*OBJECTIVE*
Pictures stay out of your copy, but everything else in the records below must be repeated exactly.

+++ THE INPUT

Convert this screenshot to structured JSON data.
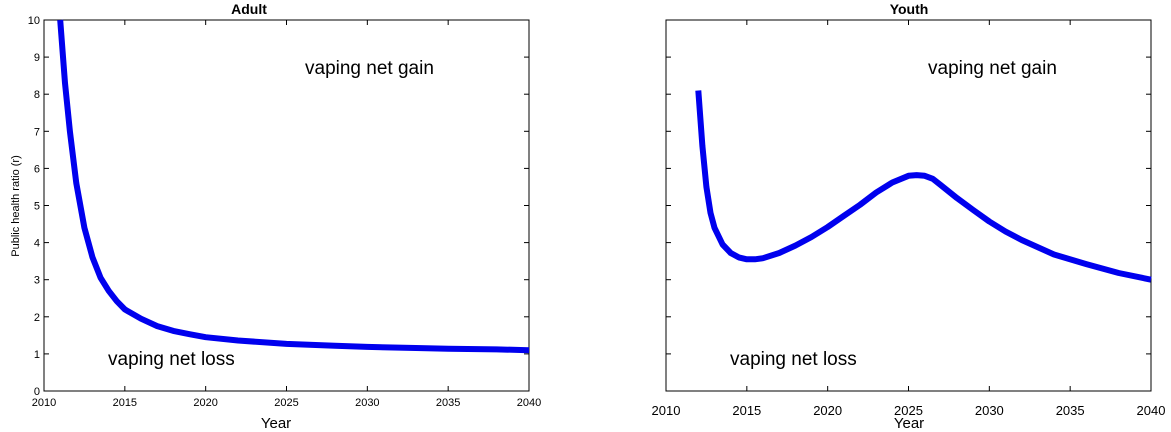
{
  "chart_data": [
    {
      "type": "line",
      "title": "Adult",
      "xlabel": "Year",
      "ylabel": "Public health ratio (r)",
      "xlim": [
        2010,
        2040
      ],
      "ylim": [
        0,
        10
      ],
      "xticks": [
        "2010",
        "2015",
        "2020",
        "2025",
        "2030",
        "2035",
        "2040"
      ],
      "yticks": [
        "0",
        "1",
        "2",
        "3",
        "4",
        "5",
        "6",
        "7",
        "8",
        "9",
        "10"
      ],
      "annotations": [
        {
          "text": "vaping net gain",
          "x": 2027.2,
          "y": 8.9
        },
        {
          "text": "vaping net loss",
          "x": 2013.7,
          "y": 0.85
        }
      ],
      "line_color": "#0000ee",
      "series": [
        {
          "x": [
            2011.0,
            2011.3,
            2011.6,
            2012.0,
            2012.5,
            2013.0,
            2013.5,
            2014.0,
            2014.5,
            2015.0,
            2016.0,
            2017.0,
            2018.0,
            2019.0,
            2020.0,
            2022.0,
            2025.0,
            2028.0,
            2030.0,
            2033.0,
            2035.0,
            2038.0,
            2040.0
          ],
          "y": [
            10.0,
            8.3,
            7.0,
            5.6,
            4.4,
            3.6,
            3.05,
            2.7,
            2.42,
            2.2,
            1.95,
            1.75,
            1.62,
            1.53,
            1.45,
            1.36,
            1.27,
            1.22,
            1.19,
            1.16,
            1.14,
            1.12,
            1.1
          ]
        }
      ]
    },
    {
      "type": "line",
      "title": "Youth",
      "xlabel": "Year",
      "xlim": [
        2010,
        2040
      ],
      "ylim": [
        0,
        10
      ],
      "xticks": [
        "2010",
        "2015",
        "2020",
        "2025",
        "2030",
        "2035",
        "2040"
      ],
      "annotations": [
        {
          "text": "vaping net gain",
          "x": 2026.3,
          "y": 8.9
        },
        {
          "text": "vaping net loss",
          "x": 2013.7,
          "y": 0.85
        }
      ],
      "line_color": "#0000ee",
      "series": [
        {
          "x": [
            2012.0,
            2012.25,
            2012.5,
            2012.75,
            2013.0,
            2013.5,
            2014.0,
            2014.5,
            2015.0,
            2015.5,
            2016.0,
            2017.0,
            2018.0,
            2019.0,
            2020.0,
            2021.0,
            2022.0,
            2023.0,
            2024.0,
            2025.0,
            2025.5,
            2026.0,
            2026.5,
            2027.0,
            2028.0,
            2029.0,
            2030.0,
            2031.0,
            2032.0,
            2034.0,
            2036.0,
            2038.0,
            2040.0
          ],
          "y": [
            8.1,
            6.6,
            5.5,
            4.8,
            4.4,
            3.95,
            3.72,
            3.6,
            3.55,
            3.55,
            3.58,
            3.72,
            3.92,
            4.15,
            4.42,
            4.72,
            5.02,
            5.35,
            5.62,
            5.8,
            5.82,
            5.8,
            5.72,
            5.55,
            5.2,
            4.88,
            4.57,
            4.3,
            4.07,
            3.68,
            3.42,
            3.18,
            3.0
          ]
        }
      ]
    }
  ]
}
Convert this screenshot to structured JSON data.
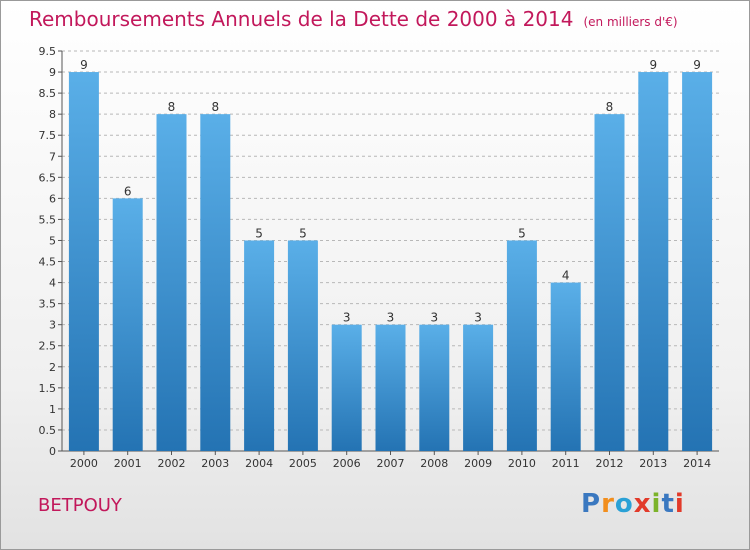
{
  "header": {
    "title": "Remboursements Annuels de la Dette de 2000 à 2014",
    "unit": "(en milliers d'€)"
  },
  "commune": "BETPOUY",
  "logo": {
    "letters": [
      "P",
      "r",
      "o",
      "x",
      "i",
      "t",
      "i"
    ]
  },
  "colors": {
    "bar_light": "#5aafe8",
    "bar_dark": "#2473b3",
    "title": "#c2185b",
    "axis": "#555555",
    "grid": "#b8b8b8"
  },
  "chart_data": {
    "type": "bar",
    "categories": [
      "2000",
      "2001",
      "2002",
      "2003",
      "2004",
      "2005",
      "2006",
      "2007",
      "2008",
      "2009",
      "2010",
      "2011",
      "2012",
      "2013",
      "2014"
    ],
    "values": [
      9,
      6,
      8,
      8,
      5,
      5,
      3,
      3,
      3,
      3,
      5,
      4,
      8,
      9,
      9
    ],
    "data_labels": [
      "9",
      "6",
      "8",
      "8",
      "5",
      "5",
      "3",
      "3",
      "3",
      "3",
      "5",
      "4",
      "8",
      "9",
      "9"
    ],
    "yticks": [
      "0",
      "0.5",
      "1",
      "1.5",
      "2",
      "2.5",
      "3",
      "3.5",
      "4",
      "4.5",
      "5",
      "5.5",
      "6",
      "6.5",
      "7",
      "7.5",
      "8",
      "8.5",
      "9",
      "9.5"
    ],
    "ylim": [
      0,
      9.5
    ],
    "grid": true,
    "title": "Remboursements Annuels de la Dette de 2000 à 2014"
  }
}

++++++

*RESULT BELOW*
Convert this screenshot to structured JSON data.
{
  "chart_data": [
    {
      "type": "line",
      "title": "Adult",
      "xlabel": "Year",
      "ylabel": "Public health ratio (r)",
      "xlim": [
        2010,
        2040
      ],
      "ylim": [
        0,
        10
      ],
      "xticks": [
        "2010",
        "2015",
        "2020",
        "2025",
        "2030",
        "2035",
        "2040"
      ],
      "yticks": [
        "0",
        "1",
        "2",
        "3",
        "4",
        "5",
        "6",
        "7",
        "8",
        "9",
        "10"
      ],
      "annotations": [
        {
          "text": "vaping net gain",
          "x": 2027.2,
          "y": 8.9
        },
        {
          "text": "vaping net loss",
          "x": 2013.7,
          "y": 0.85
        }
      ],
      "line_color": "#0000ee",
      "series": [
        {
          "x": [
            2011.0,
            2011.3,
            2011.6,
            2012.0,
            2012.5,
            2013.0,
            2013.5,
            2014.0,
            2014.5,
            2015.0,
            2016.0,
            2017.0,
            2018.0,
            2019.0,
            2020.0,
            2022.0,
            2025.0,
            2028.0,
            2030.0,
            2033.0,
            2035.0,
            2038.0,
            2040.0
          ],
          "y": [
            10.0,
            8.3,
            7.0,
            5.6,
            4.4,
            3.6,
            3.05,
            2.7,
            2.42,
            2.2,
            1.95,
            1.75,
            1.62,
            1.53,
            1.45,
            1.36,
            1.27,
            1.22,
            1.19,
            1.16,
            1.14,
            1.12,
            1.1
          ]
        }
      ]
    },
    {
      "type": "line",
      "title": "Youth",
      "xlabel": "Year",
      "xlim": [
        2010,
        2040
      ],
      "ylim": [
        0,
        10
      ],
      "xticks": [
        "2010",
        "2015",
        "2020",
        "2025",
        "2030",
        "2035",
        "2040"
      ],
      "annotations": [
        {
          "text": "vaping net gain",
          "x": 2026.3,
          "y": 8.9
        },
        {
          "text": "vaping net loss",
          "x": 2013.7,
          "y": 0.85
        }
      ],
      "line_color": "#0000ee",
      "series": [
        {
          "x": [
            2012.0,
            2012.25,
            2012.5,
            2012.75,
            2013.0,
            2013.5,
            2014.0,
            2014.5,
            2015.0,
            2015.5,
            2016.0,
            2017.0,
            2018.0,
            2019.0,
            2020.0,
            2021.0,
            2022.0,
            2023.0,
            2024.0,
            2025.0,
            2025.5,
            2026.0,
            2026.5,
            2027.0,
            2028.0,
            2029.0,
            2030.0,
            2031.0,
            2032.0,
            2034.0,
            2036.0,
            2038.0,
            2040.0
          ],
          "y": [
            8.1,
            6.6,
            5.5,
            4.8,
            4.4,
            3.95,
            3.72,
            3.6,
            3.55,
            3.55,
            3.58,
            3.72,
            3.92,
            4.15,
            4.42,
            4.72,
            5.02,
            5.35,
            5.62,
            5.8,
            5.82,
            5.8,
            5.72,
            5.55,
            5.2,
            4.88,
            4.57,
            4.3,
            4.07,
            3.68,
            3.42,
            3.18,
            3.0
          ]
        }
      ]
    }
  ]
}
Convert this screenshot to structured JSON data.
{
  "header": {
    "title": "Remboursements Annuels de la Dette de 2000 à 2014",
    "unit": "(en milliers d'€)"
  },
  "commune": "BETPOUY",
  "logo": {
    "letters": [
      "P",
      "r",
      "o",
      "x",
      "i",
      "t",
      "i"
    ]
  },
  "colors": {
    "bar_light": "#5aafe8",
    "bar_dark": "#2473b3",
    "title": "#c2185b",
    "axis": "#555555",
    "grid": "#b8b8b8"
  },
  "chart_data": {
    "type": "bar",
    "categories": [
      "2000",
      "2001",
      "2002",
      "2003",
      "2004",
      "2005",
      "2006",
      "2007",
      "2008",
      "2009",
      "2010",
      "2011",
      "2012",
      "2013",
      "2014"
    ],
    "values": [
      9,
      6,
      8,
      8,
      5,
      5,
      3,
      3,
      3,
      3,
      5,
      4,
      8,
      9,
      9
    ],
    "data_labels": [
      "9",
      "6",
      "8",
      "8",
      "5",
      "5",
      "3",
      "3",
      "3",
      "3",
      "5",
      "4",
      "8",
      "9",
      "9"
    ],
    "yticks": [
      "0",
      "0.5",
      "1",
      "1.5",
      "2",
      "2.5",
      "3",
      "3.5",
      "4",
      "4.5",
      "5",
      "5.5",
      "6",
      "6.5",
      "7",
      "7.5",
      "8",
      "8.5",
      "9",
      "9.5"
    ],
    "ylim": [
      0,
      9.5
    ],
    "grid": true,
    "title": "Remboursements Annuels de la Dette de 2000 à 2014"
  }
}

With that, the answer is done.